═════ DATASET ENTRIES

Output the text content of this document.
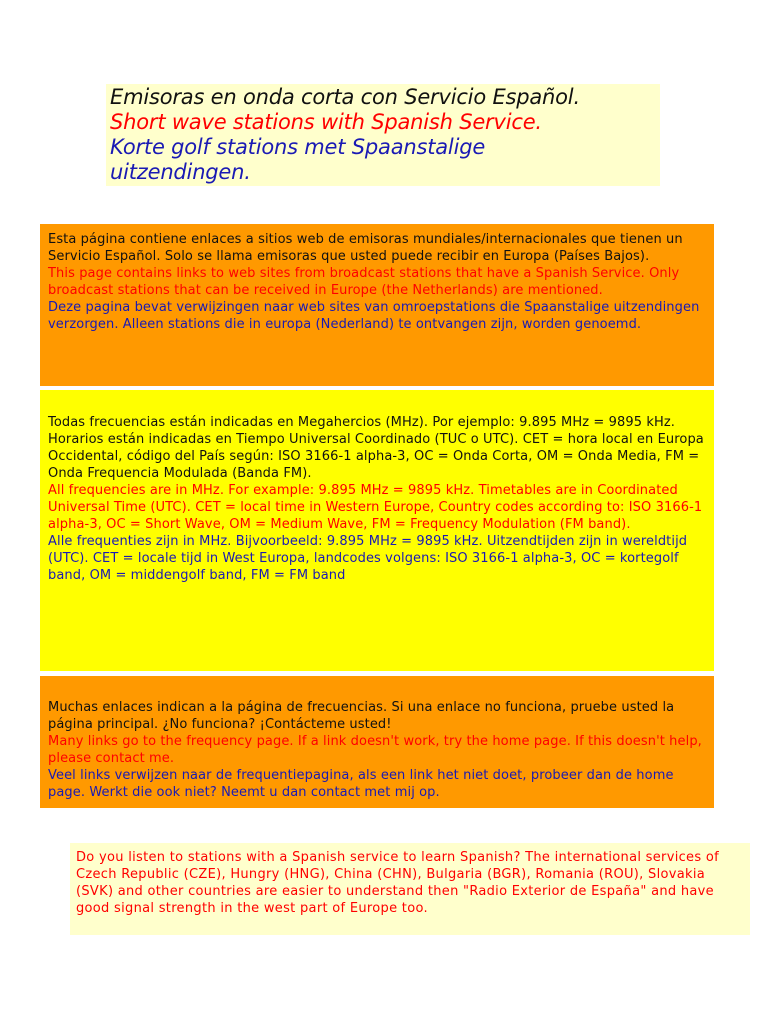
Emisoras en onda corta con Servicio Español.
Short wave stations with Spanish Service.
Korte golf stations met Spaanstalige
uitzendingen.

Esta página contiene enlaces a sitios web de emisoras mundiales/internacionales que tienen un Servicio Español. Solo se llama emisoras que usted puede recibir en Europa (Países Bajos).

This page contains links to web sites from broadcast stations that have a Spanish Service. Only broadcast stations that can be received in Europe (the Netherlands) are mentioned.

Deze pagina bevat verwijzingen naar web sites van omroepstations die Spaanstalige uitzendingen verzorgen. Alleen stations die in europa (Nederland) te ontvangen zijn, worden genoemd.

Todas frecuencias están indicadas en Megahercios (MHz). Por ejemplo: 9.895 MHz = 9895 kHz. Horarios están indicadas en Tiempo Universal Coordinado (TUC o UTC). CET = hora local en Europa Occidental, código del País según: ISO 3166-1 alpha-3, OC = Onda Corta, OM = Onda Media, FM = Onda Frequencia Modulada (Banda FM).

All frequencies are in MHz. For example: 9.895 MHz = 9895 kHz. Timetables are in Coordinated Universal Time (UTC). CET = local time in Western Europe, Country codes according to: ISO 3166-1 alpha-3, OC = Short Wave, OM = Medium Wave, FM = Frequency Modulation (FM band).

Alle frequenties zijn in MHz. Bijvoorbeeld: 9.895 MHz = 9895 kHz. Uitzendtijden zijn in wereldtijd (UTC). CET = locale tijd in West Europa, landcodes volgens: ISO 3166-1 alpha-3, OC = kortegolf band, OM = middengolf band, FM = FM band

Muchas enlaces indican a la página de frecuencias. Si una enlace no funciona, pruebe usted la página principal. ¿No funciona? ¡Contácteme usted!

Many links go to the frequency page. If a link doesn't work, try the home page. If this doesn't help, please contact me.

Veel links verwijzen naar de frequentiepagina, als een link het niet doet, probeer dan de home page. Werkt die ook niet? Neemt u dan contact met mij op.

Do you listen to stations with a Spanish service to learn Spanish? The international services of Czech Republic (CZE), Hungry (HNG), China (CHN), Bulgaria (BGR), Romania (ROU), Slovakia (SVK) and other countries are easier to understand then "Radio Exterior de España" and have good signal strength in the west part of Europe too.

══════════

# [REQUIRED WORK]
Find every line in the records that contains the word "page"; copy those lines.

# [CORRECT OUTPUT]
This page contains links to web sites from broadcast stations that have a Spanish Service. Only broadcast stations that can be received in Europe (the Netherlands) are mentioned.
Many links go to the frequency page. If a link doesn't work, try the home page. If this doesn't help, please contact me.
Veel links verwijzen naar de frequentiepagina, als een link het niet doet, probeer dan de home page. Werkt die ook niet? Neemt u dan contact met mij op.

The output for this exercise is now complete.